SUPPLIED RECORDS
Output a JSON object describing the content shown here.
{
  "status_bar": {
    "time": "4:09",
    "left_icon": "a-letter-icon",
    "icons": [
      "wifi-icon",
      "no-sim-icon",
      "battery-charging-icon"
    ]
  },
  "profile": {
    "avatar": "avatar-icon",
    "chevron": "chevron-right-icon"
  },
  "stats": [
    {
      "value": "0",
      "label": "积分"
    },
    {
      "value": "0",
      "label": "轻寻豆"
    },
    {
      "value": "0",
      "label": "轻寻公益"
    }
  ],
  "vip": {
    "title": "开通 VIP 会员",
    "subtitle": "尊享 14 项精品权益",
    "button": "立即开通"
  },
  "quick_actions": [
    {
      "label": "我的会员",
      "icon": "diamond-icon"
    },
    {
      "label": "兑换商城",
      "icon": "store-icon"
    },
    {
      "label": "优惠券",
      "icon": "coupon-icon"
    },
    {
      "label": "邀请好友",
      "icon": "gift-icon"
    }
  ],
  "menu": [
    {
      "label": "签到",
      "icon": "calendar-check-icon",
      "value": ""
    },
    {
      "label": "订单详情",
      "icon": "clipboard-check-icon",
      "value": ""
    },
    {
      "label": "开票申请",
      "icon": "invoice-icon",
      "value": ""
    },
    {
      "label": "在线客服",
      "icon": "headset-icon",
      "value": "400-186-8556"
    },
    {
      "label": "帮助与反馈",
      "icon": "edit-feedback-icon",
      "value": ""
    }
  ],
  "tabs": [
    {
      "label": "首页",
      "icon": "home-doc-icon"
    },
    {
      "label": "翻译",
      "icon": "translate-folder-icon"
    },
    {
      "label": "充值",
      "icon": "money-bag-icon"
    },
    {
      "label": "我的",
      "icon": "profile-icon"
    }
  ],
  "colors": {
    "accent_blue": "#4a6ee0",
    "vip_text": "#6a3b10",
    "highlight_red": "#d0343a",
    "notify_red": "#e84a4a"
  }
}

GIVEN EXERCISE
From the listing above, pick out every line containing "check".

EXERCISE ANSWER
      "icon": "calendar-check-icon",
      "icon": "clipboard-check-icon",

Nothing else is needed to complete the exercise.